(WRITTEN EXERCISE): State only the count of lines in the listing below that hold "conditions".

(MATERIAL):
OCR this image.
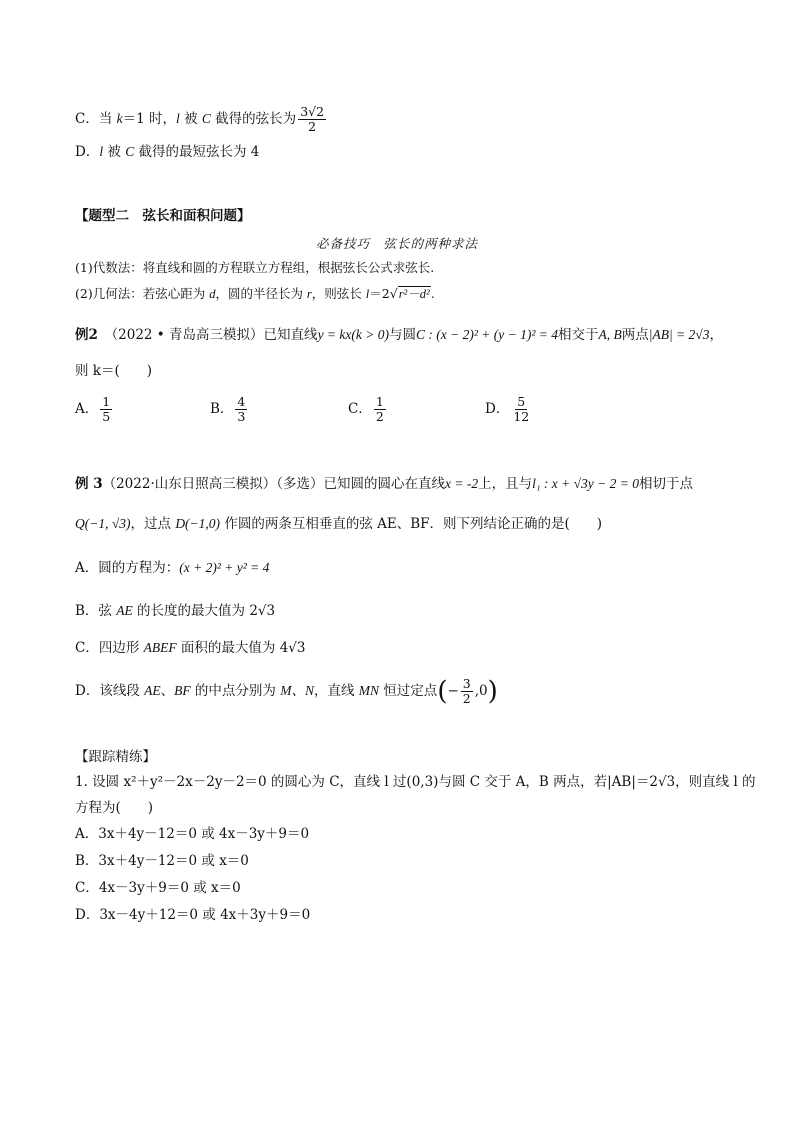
C．当 k＝1 时，l 被 C 截得的弦长为 $\frac{3√2}{2}$
D．l 被 C 截得的最短弦长为 4
【题型二　弦长和面积问题】
必备技巧　弦长的两种求法
(1)代数法：将直线和圆的方程联立方程组，根据弦长公式求弦长.
(2)几何法：若弦心距为 d，圆的半径长为 r，则弦长 l＝2√r²－d².
例2　 （2022 • 青岛高三模拟）已知直线y = kx(k > 0)与圆C : (x − 2)² + (y − 1)² = 4相交于A, B两点|AB| = 2√3，
则 k＝(　　)
A． $\frac{1}{5}$	B． $\frac{4}{3}$	C． $\frac{1}{2}$	D． $\frac{5}{12}$
例 3（2022·山东日照高三模拟）（多选）已知圆的圆心在直线x = -2上，且与l₁ : x + √3y − 2 = 0相切于点
Q(−1, √3)，过点 D(−1,0) 作圆的两条互相垂直的弦 AE、BF．则下列结论正确的是(　　)
A．圆的方程为：(x + 2)² + y² = 4
B．弦 AE 的长度的最大值为 2√3
C．四边形 ABEF 面积的最大值为 4√3
D．该线段 AE、BF 的中点分别为 M、N，直线 MN 恒过定点(− $\frac{3}{2} ,0$)
【跟踪精练】
1. 设圆 x²＋y²－2x－2y－2＝0 的圆心为 C，直线 l 过(0,3)与圆 C 交于 A，B 两点，若|AB|＝2√3，则直线 l 的
方程为(　　)
A．3x＋4y－12＝0 或 4x－3y＋9＝0
B．3x＋4y－12＝0 或 x＝0
C．4x－3y＋9＝0 或 x＝0
D．3x－4y＋12＝0 或 4x＋3y＋9＝0
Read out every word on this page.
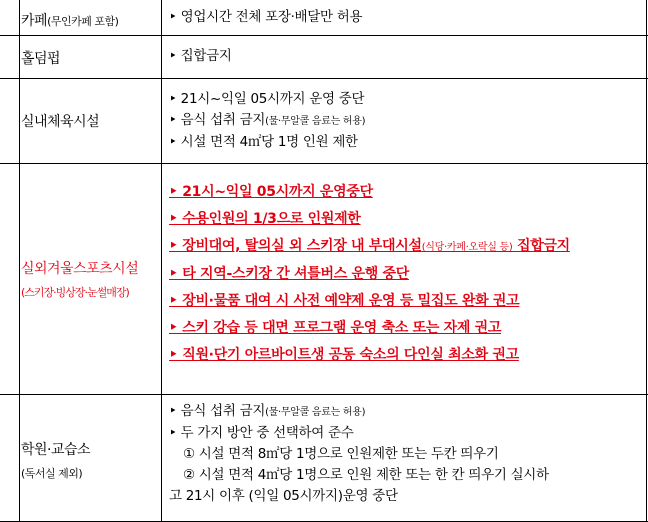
카페(무인카페 포함)	‣ 영업시간 전체 포장·배달만 허용
홀덤펍	‣ 집합금지
실내체육시설
‣ 21시~익일 05시까지 운영 중단
‣ 음식 섭취 금지(물·무알콜 음료는 허용)
‣ 시설 면적 4㎡당 1명 인원 제한
실외겨울스포츠시설
(스키장·빙상장·눈썰매장)
‣ 21시~익일 05시까지 운영중단
‣ 수용인원의 1/3으로 인원제한
‣ 장비대여, 탈의실 외 스키장 내 부대시설(식당·카페·오락실 등) 집합금지
‣ 타 지역-스키장 간 셔틀버스 운행 중단
‣ 장비·물품 대여 시 사전 예약제 운영 등 밀집도 완화 권고
‣ 스키 강습 등 대면 프로그램 운영 축소 또는 자제 권고
‣ 직원·단기 아르바이트생 공동 숙소의 다인실 최소화 권고
학원·교습소
(독서실 제외)
‣ 음식 섭취 금지(물·무알콜 음료는 허용)
‣ 두 가지 방안 중 선택하여 준수
① 시설 면적 8㎡당 1명으로 인원제한 또는 두칸 띄우기
② 시설 면적 4㎡당 1명으로 인원 제한 또는 한 칸 띄우기 실시하
고 21시 이후 (익일 05시까지)운영 중단
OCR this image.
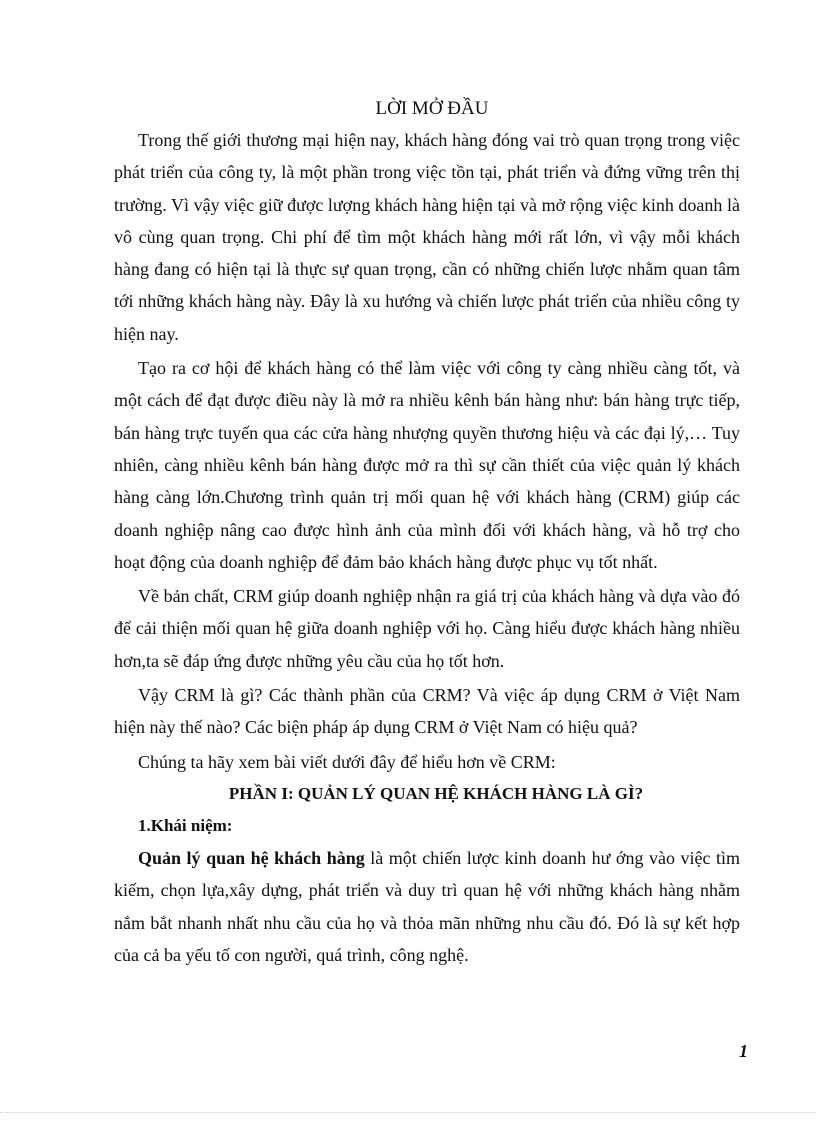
LỜI MỞ ĐẦU

Trong thế giới thương mại hiện nay, khách hàng đóng vai trò quan trọng trong việc phát triển của công ty, là một phần trong việc tồn tại, phát triển và đứng vững trên thị trường. Vì vậy việc giữ được lượng khách hàng hiện tại và mở rộng việc kinh doanh là vô cùng quan trọng. Chi phí để tìm một khách hàng mới rất lớn, vì vậy mỗi khách hàng đang có hiện tại là thực sự quan trọng, cần có những chiến lược nhằm quan tâm tới những khách hàng này. Đây là xu hướng và chiến lược phát triển của nhiều công ty hiện nay.

Tạo ra cơ hội để khách hàng có thể làm việc với công ty càng nhiều càng tốt, và một cách để đạt được điều này là mở ra nhiều kênh bán hàng như: bán hàng trực tiếp, bán hàng trực tuyến qua các cửa hàng nhượng quyền thương hiệu và các đại lý,… Tuy nhiên, càng nhiều kênh bán hàng được mở ra thì sự cần thiết của việc quản lý khách hàng càng lớn.Chương trình quản trị mối quan hệ với khách hàng (CRM) giúp các doanh nghiệp nâng cao được hình ảnh của mình đối với khách hàng, và hỗ trợ cho hoạt động của doanh nghiệp để đảm bảo khách hàng được phục vụ tốt nhất.

Về bản chất, CRM giúp doanh nghiệp nhận ra giá trị của khách hàng và dựa vào đó để cải thiện mối quan hệ giữa doanh nghiệp với họ. Càng hiểu được khách hàng nhiều hơn,ta sẽ đáp ứng được những yêu cầu của họ tốt hơn.

Vậy CRM là gì? Các thành phần của CRM? Và việc áp dụng CRM ở Việt Nam hiện này thế nào? Các biện pháp áp dụng CRM ở Việt Nam có hiệu quả?

Chúng ta hãy xem bài viết dưới đây để hiểu hơn về CRM:

PHẦN I: QUẢN LÝ QUAN HỆ KHÁCH HÀNG LÀ GÌ?
1.Khái niệm:

Quản lý quan hệ khách hàng là một chiến lược kinh doanh hư ớng vào việc tìm kiếm, chọn lựa,xây dựng, phát triển và duy trì quan hệ với những khách hàng nhằm nắm bắt nhanh nhất nhu cầu của họ và thỏa mãn những nhu cầu đó. Đó là sự kết hợp của cả ba yếu tố con người, quá trình, công nghệ.

1
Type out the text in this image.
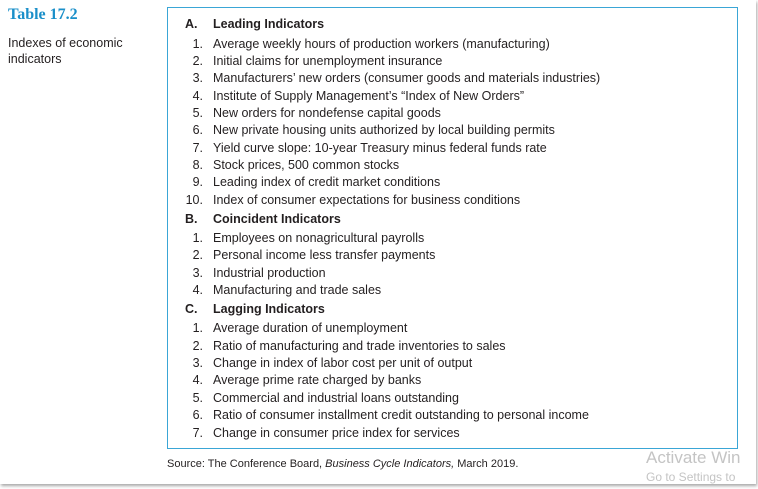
Table 17.2
Indexes of economic indicators
A. Leading Indicators
1. Average weekly hours of production workers (manufacturing)
2. Initial claims for unemployment insurance
3. Manufacturers’ new orders (consumer goods and materials industries)
4. Institute of Supply Management’s “Index of New Orders”
5. New orders for nondefense capital goods
6. New private housing units authorized by local building permits
7. Yield curve slope: 10-year Treasury minus federal funds rate
8. Stock prices, 500 common stocks
9. Leading index of credit market conditions
10. Index of consumer expectations for business conditions
B. Coincident Indicators
1. Employees on nonagricultural payrolls
2. Personal income less transfer payments
3. Industrial production
4. Manufacturing and trade sales
C. Lagging Indicators
1. Average duration of unemployment
2. Ratio of manufacturing and trade inventories to sales
3. Change in index of labor cost per unit of output
4. Average prime rate charged by banks
5. Commercial and industrial loans outstanding
6. Ratio of consumer installment credit outstanding to personal income
7. Change in consumer price index for services
Source: The Conference Board, Business Cycle Indicators, March 2019.	Activate Win
Go to Settings to
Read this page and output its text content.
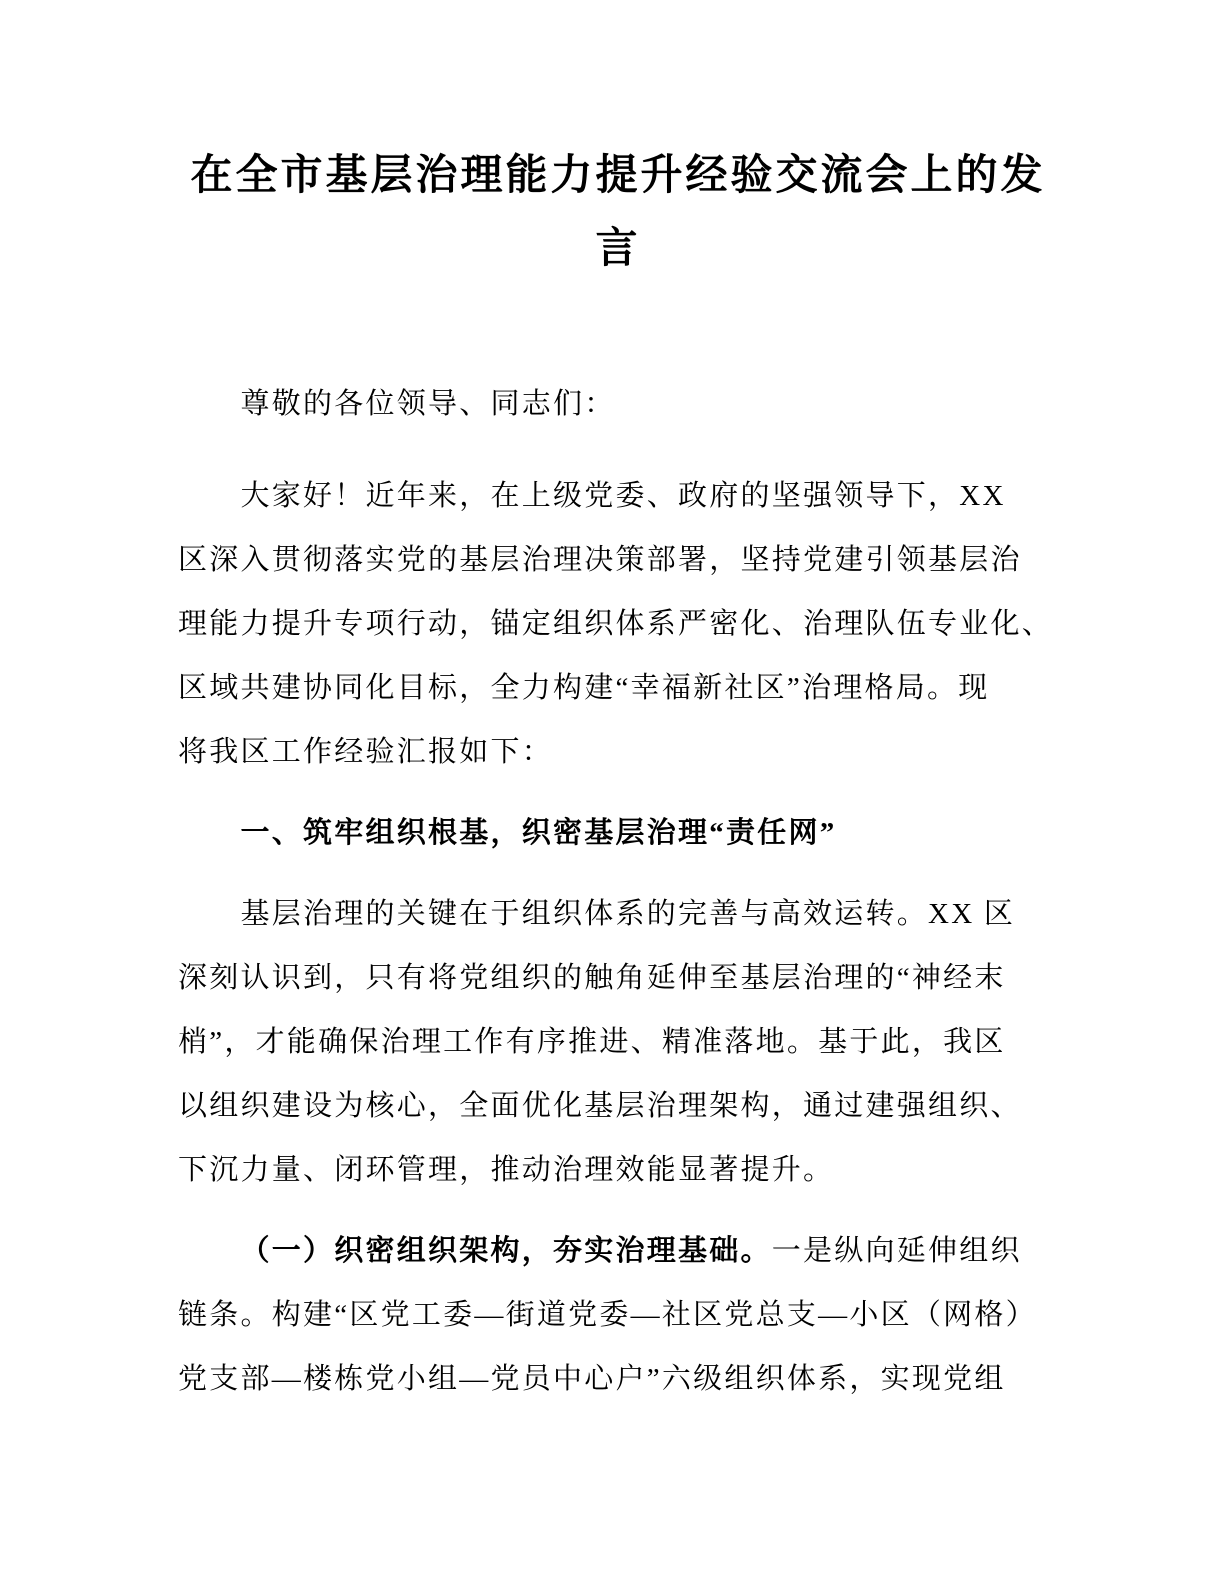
在全市基层治理能力提升经验交流会上的发
言
尊敬的各位领导、同志们：
大家好！近年来，在上级党委、政府的坚强领导下，XX
区深入贯彻落实党的基层治理决策部署，坚持党建引领基层治
理能力提升专项行动，锚定组织体系严密化、治理队伍专业化、
区域共建协同化目标，全力构建“幸福新社区”治理格局。现
将我区工作经验汇报如下：
一、筑牢组织根基，织密基层治理“责任网”
基层治理的关键在于组织体系的完善与高效运转。XX 区
深刻认识到，只有将党组织的触角延伸至基层治理的“神经末
梢”，才能确保治理工作有序推进、精准落地。基于此，我区
以组织建设为核心，全面优化基层治理架构，通过建强组织、
下沉力量、闭环管理，推动治理效能显著提升。
（一）织密组织架构，夯实治理基础。一是纵向延伸组织
链条。构建“区党工委—街道党委—社区党总支—小区（网格）
党支部—楼栋党小组—党员中心户”六级组织体系，实现党组
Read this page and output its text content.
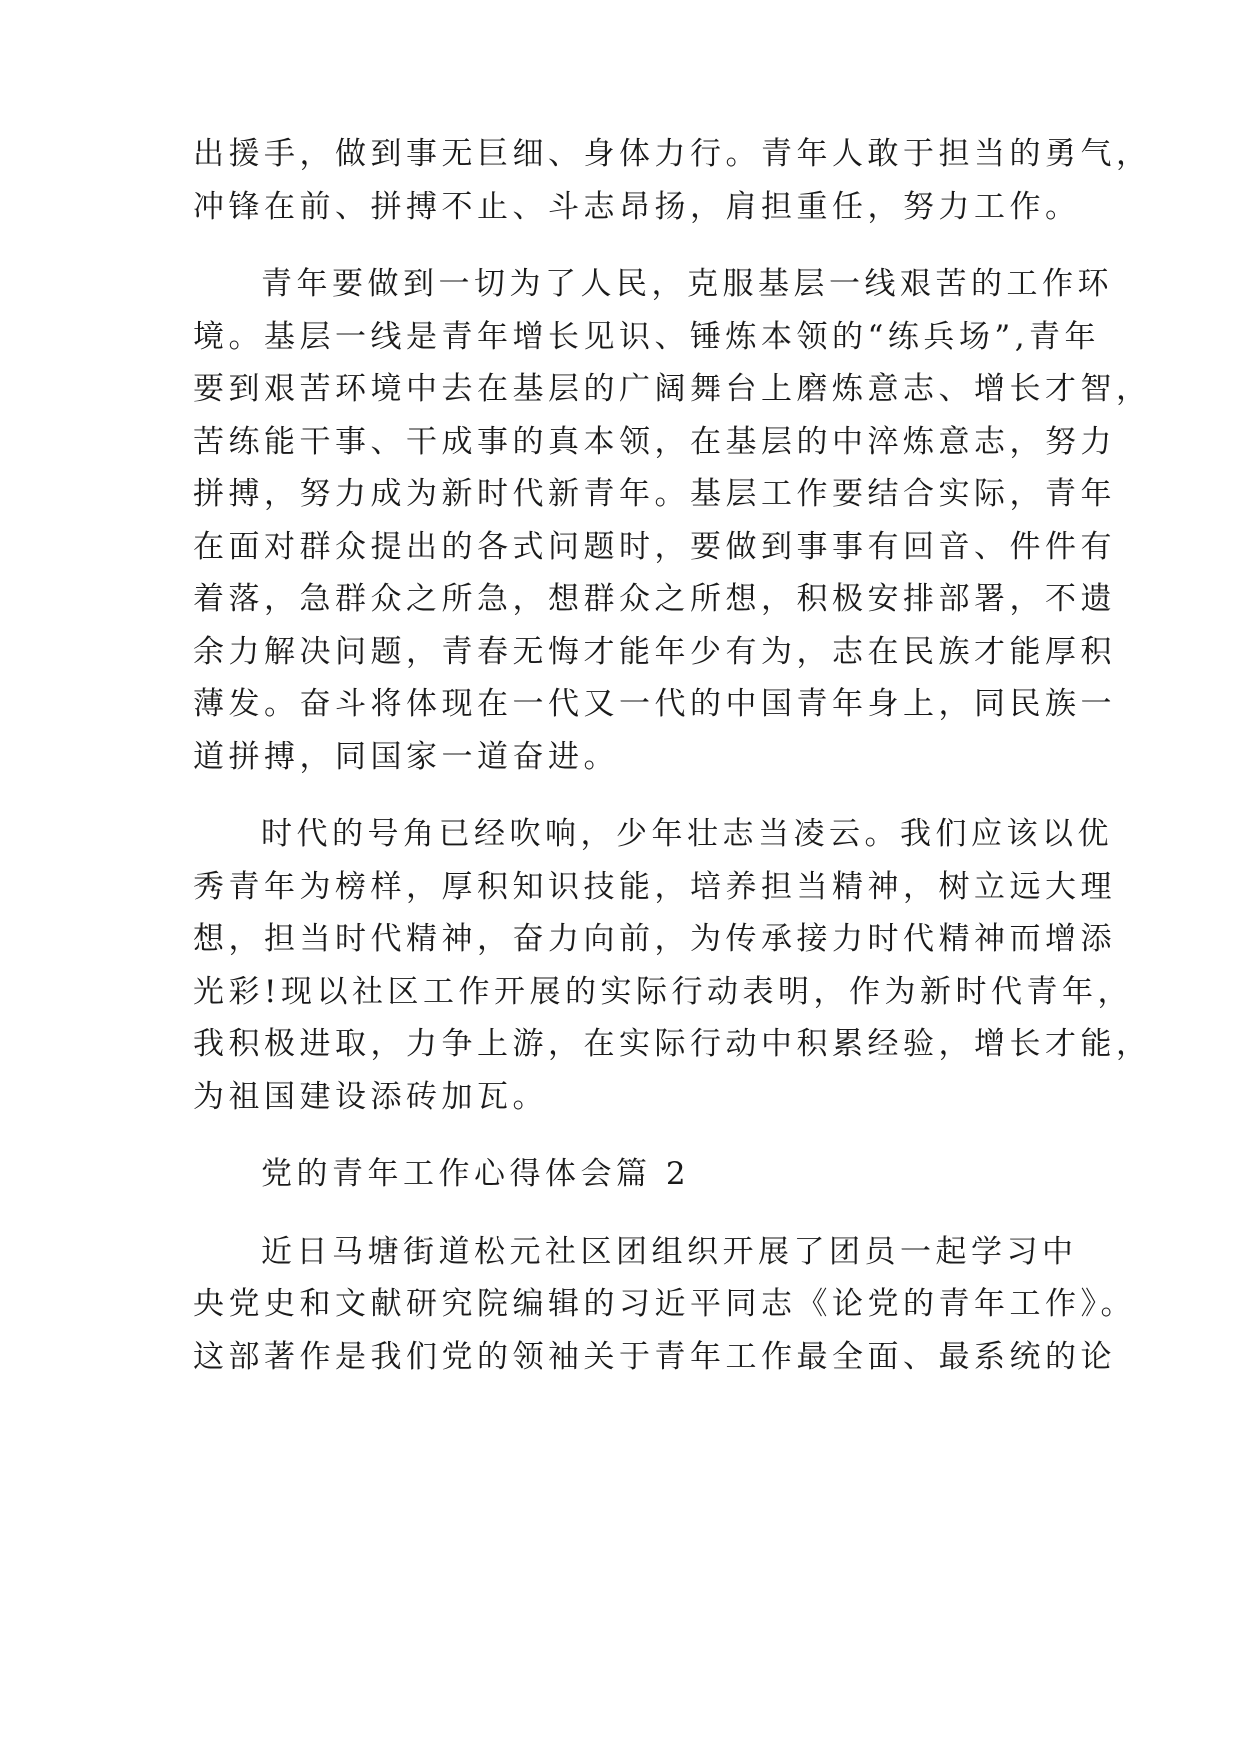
出援手，做到事无巨细、身体力行。青年人敢于担当的勇气，
冲锋在前、拼搏不止、斗志昂扬，肩担重任，努力工作。
青年要做到一切为了人民，克服基层一线艰苦的工作环
境。基层一线是青年增长见识、锤炼本领的“练兵场”,青年
要到艰苦环境中去在基层的广阔舞台上磨炼意志、增长才智，
苦练能干事、干成事的真本领，在基层的中淬炼意志，努力
拼搏，努力成为新时代新青年。基层工作要结合实际，青年
在面对群众提出的各式问题时，要做到事事有回音、件件有
着落，急群众之所急，想群众之所想，积极安排部署，不遗
余力解决问题，青春无悔才能年少有为，志在民族才能厚积
薄发。奋斗将体现在一代又一代的中国青年身上，同民族一
道拼搏，同国家一道奋进。
时代的号角已经吹响，少年壮志当凌云。我们应该以优
秀青年为榜样，厚积知识技能，培养担当精神，树立远大理
想，担当时代精神，奋力向前，为传承接力时代精神而增添
光彩!现以社区工作开展的实际行动表明，作为新时代青年，
我积极进取，力争上游，在实际行动中积累经验，增长才能，
为祖国建设添砖加瓦。
党的青年工作心得体会篇 2
近日马塘街道松元社区团组织开展了团员一起学习中
央党史和文献研究院编辑的习近平同志《论党的青年工作》。
这部著作是我们党的领袖关于青年工作最全面、最系统的论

(ANSWER FOR THIS EXERCISE): 2